• What needs to be done: Produce an exact transcription of the listing below, omitting the pictures.

• Dataset content:
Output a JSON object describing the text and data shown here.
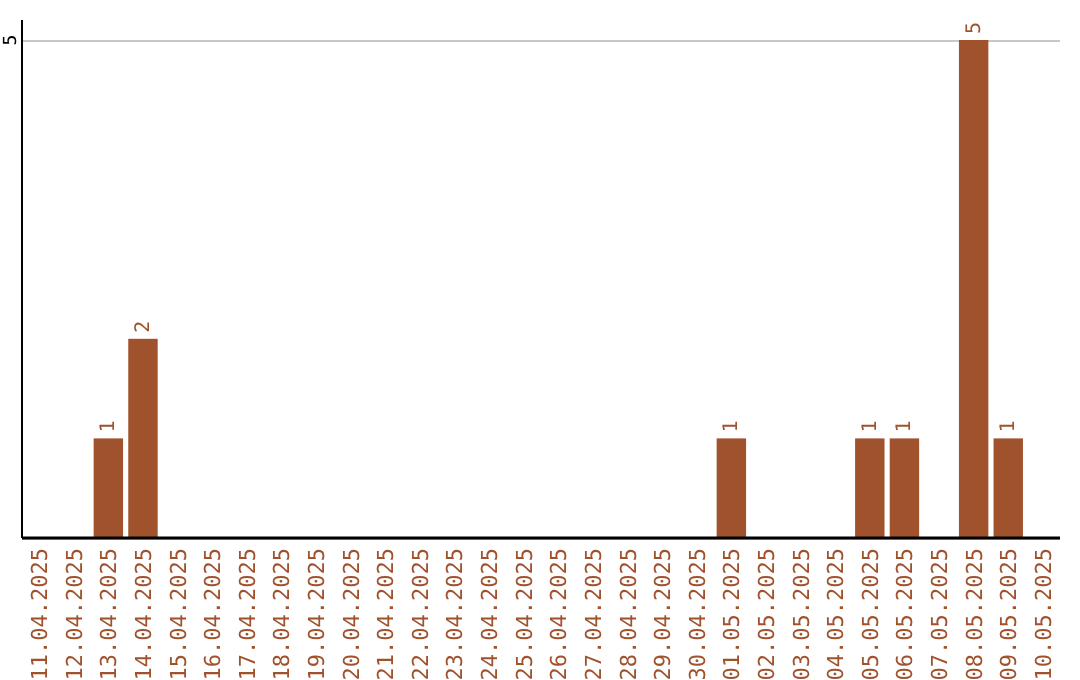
{
  "chart_data": {
    "type": "bar",
    "categories": [
      "11.04.2025",
      "12.04.2025",
      "13.04.2025",
      "14.04.2025",
      "15.04.2025",
      "16.04.2025",
      "17.04.2025",
      "18.04.2025",
      "19.04.2025",
      "20.04.2025",
      "21.04.2025",
      "22.04.2025",
      "23.04.2025",
      "24.04.2025",
      "25.04.2025",
      "26.04.2025",
      "27.04.2025",
      "28.04.2025",
      "29.04.2025",
      "30.04.2025",
      "01.05.2025",
      "02.05.2025",
      "03.05.2025",
      "04.05.2025",
      "05.05.2025",
      "06.05.2025",
      "07.05.2025",
      "08.05.2025",
      "09.05.2025",
      "10.05.2025"
    ],
    "values": [
      0,
      0,
      1,
      2,
      0,
      0,
      0,
      0,
      0,
      0,
      0,
      0,
      0,
      0,
      0,
      0,
      0,
      0,
      0,
      0,
      1,
      0,
      0,
      0,
      1,
      1,
      0,
      5,
      1,
      0
    ],
    "value_labels": [
      null,
      null,
      "1",
      "2",
      null,
      null,
      null,
      null,
      null,
      null,
      null,
      null,
      null,
      null,
      null,
      null,
      null,
      null,
      null,
      null,
      "1",
      null,
      null,
      null,
      "1",
      "1",
      null,
      "5",
      "1",
      null
    ],
    "color": "#a0522d",
    "ylim": [
      0,
      5
    ],
    "yticks": [
      {
        "value": 0,
        "label": null
      },
      5
    ],
    "grid": "y"
  }
}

• Solution for this exercise:
Output a JSON object describing the text and data shown here.
{
  "chart_data": {
    "type": "bar",
    "categories": [
      "11.04.2025",
      "12.04.2025",
      "13.04.2025",
      "14.04.2025",
      "15.04.2025",
      "16.04.2025",
      "17.04.2025",
      "18.04.2025",
      "19.04.2025",
      "20.04.2025",
      "21.04.2025",
      "22.04.2025",
      "23.04.2025",
      "24.04.2025",
      "25.04.2025",
      "26.04.2025",
      "27.04.2025",
      "28.04.2025",
      "29.04.2025",
      "30.04.2025",
      "01.05.2025",
      "02.05.2025",
      "03.05.2025",
      "04.05.2025",
      "05.05.2025",
      "06.05.2025",
      "07.05.2025",
      "08.05.2025",
      "09.05.2025",
      "10.05.2025"
    ],
    "values": [
      0,
      0,
      1,
      2,
      0,
      0,
      0,
      0,
      0,
      0,
      0,
      0,
      0,
      0,
      0,
      0,
      0,
      0,
      0,
      0,
      1,
      0,
      0,
      0,
      1,
      1,
      0,
      5,
      1,
      0
    ],
    "value_labels": [
      null,
      null,
      "1",
      "2",
      null,
      null,
      null,
      null,
      null,
      null,
      null,
      null,
      null,
      null,
      null,
      null,
      null,
      null,
      null,
      null,
      "1",
      null,
      null,
      null,
      "1",
      "1",
      null,
      "5",
      "1",
      null
    ],
    "color": "#a0522d",
    "ylim": [
      0,
      5
    ],
    "yticks": [
      {
        "value": 0,
        "label": null
      },
      5
    ],
    "grid": "y"
  }
}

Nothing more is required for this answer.